Encontré muy interesante su nota, que me anima a escribirle. Soy autor de un libro donde se analiza la historia ambiental que subyace en Cien Años de Soledad y me ha sorprendido lo escasa que es la literatura en ese campo, quizá porque no he buscado más textos como el suyo, que me abre un horizonte diferente.

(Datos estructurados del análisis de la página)

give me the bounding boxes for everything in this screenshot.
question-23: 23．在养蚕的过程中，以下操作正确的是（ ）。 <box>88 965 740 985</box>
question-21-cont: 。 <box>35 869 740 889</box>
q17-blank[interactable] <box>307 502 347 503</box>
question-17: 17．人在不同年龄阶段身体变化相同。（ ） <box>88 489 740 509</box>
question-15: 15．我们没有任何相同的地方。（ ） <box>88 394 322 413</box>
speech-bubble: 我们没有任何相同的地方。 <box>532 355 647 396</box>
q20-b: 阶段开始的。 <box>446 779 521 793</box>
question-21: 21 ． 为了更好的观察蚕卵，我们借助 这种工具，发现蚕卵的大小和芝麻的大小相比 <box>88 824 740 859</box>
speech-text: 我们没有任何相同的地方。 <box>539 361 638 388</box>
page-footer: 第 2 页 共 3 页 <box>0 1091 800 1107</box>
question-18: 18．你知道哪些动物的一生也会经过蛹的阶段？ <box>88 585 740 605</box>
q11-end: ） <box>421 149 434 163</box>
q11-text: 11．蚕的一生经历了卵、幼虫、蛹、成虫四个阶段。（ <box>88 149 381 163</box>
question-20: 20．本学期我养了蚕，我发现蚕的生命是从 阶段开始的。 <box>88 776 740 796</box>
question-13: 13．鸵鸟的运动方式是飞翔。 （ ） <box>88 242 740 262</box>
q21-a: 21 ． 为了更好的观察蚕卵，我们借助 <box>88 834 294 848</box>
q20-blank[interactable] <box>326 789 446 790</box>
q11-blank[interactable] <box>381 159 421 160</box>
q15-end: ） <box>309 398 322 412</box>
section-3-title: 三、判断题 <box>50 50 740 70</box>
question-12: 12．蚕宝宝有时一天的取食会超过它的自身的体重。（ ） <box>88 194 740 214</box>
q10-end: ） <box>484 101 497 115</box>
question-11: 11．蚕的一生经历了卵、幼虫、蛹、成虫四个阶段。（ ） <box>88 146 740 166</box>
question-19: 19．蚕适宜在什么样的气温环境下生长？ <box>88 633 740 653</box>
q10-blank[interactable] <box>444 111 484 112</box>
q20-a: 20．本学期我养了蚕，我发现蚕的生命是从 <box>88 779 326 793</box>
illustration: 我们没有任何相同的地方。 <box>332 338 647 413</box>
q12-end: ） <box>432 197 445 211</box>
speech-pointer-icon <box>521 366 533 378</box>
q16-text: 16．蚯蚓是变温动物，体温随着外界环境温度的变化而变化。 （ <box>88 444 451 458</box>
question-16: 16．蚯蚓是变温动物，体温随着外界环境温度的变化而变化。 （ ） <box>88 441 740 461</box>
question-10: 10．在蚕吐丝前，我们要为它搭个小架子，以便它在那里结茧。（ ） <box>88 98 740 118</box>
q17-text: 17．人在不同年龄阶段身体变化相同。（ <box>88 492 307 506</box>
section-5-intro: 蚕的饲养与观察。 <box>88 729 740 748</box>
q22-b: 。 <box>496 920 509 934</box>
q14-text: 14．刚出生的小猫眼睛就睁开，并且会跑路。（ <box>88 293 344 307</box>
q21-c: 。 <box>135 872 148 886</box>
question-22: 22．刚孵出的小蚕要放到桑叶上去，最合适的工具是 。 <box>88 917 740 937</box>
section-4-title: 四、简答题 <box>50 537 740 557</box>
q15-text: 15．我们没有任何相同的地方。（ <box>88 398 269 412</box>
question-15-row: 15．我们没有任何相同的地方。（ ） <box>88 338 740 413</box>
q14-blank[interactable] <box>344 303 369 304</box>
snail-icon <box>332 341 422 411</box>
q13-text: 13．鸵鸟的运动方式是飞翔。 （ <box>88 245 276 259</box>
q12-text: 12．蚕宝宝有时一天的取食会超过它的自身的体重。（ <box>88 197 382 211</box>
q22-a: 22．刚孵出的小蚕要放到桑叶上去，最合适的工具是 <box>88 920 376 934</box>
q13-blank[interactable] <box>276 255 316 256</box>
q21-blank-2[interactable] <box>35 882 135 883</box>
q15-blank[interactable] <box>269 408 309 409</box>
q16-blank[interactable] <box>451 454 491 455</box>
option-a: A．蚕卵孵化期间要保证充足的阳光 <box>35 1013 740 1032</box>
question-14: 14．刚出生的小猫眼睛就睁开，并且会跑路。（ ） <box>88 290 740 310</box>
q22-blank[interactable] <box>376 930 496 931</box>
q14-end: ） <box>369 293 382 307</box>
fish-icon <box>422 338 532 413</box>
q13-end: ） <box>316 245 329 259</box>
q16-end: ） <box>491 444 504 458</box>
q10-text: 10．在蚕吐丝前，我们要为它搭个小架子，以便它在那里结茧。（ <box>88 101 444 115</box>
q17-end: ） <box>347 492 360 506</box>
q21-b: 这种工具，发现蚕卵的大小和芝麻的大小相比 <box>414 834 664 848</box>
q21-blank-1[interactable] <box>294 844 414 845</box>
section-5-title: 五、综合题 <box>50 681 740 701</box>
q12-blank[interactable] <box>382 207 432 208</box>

== CONSIGNA 1 ==
Responde según el texto sobre Cien Años de Soledad:
(a) ¿A qué anima la nota a quien escribe?
(b) ¿Qué se analiza en el libro que se menciona?
(c) ¿Qué ha sorprendido a quien escribe?
== CONSIGNA 2 ==
Reproduce el texto sobre Cien Años de Soledad desde "Encontré muy interesante" hasta "un horizonte diferente.", incluidas ambas partes.

== RESPUESTA 1 ==
(a) A escribirle.
(b) La historia ambiental que subyace en Cien Años de Soledad.
(c) Lo escasa que es la literatura en ese campo.

== RESPUESTA 2 ==
Encontré muy interesante su nota, que me anima a escribirle. Soy autor de un libro donde se analiza la historia ambiental que subyace en Cien Años de Soledad y me ha sorprendido lo escasa que es la literatura en ese campo, quizá porque no he buscado más textos como el suyo, que me abre un horizonte diferente.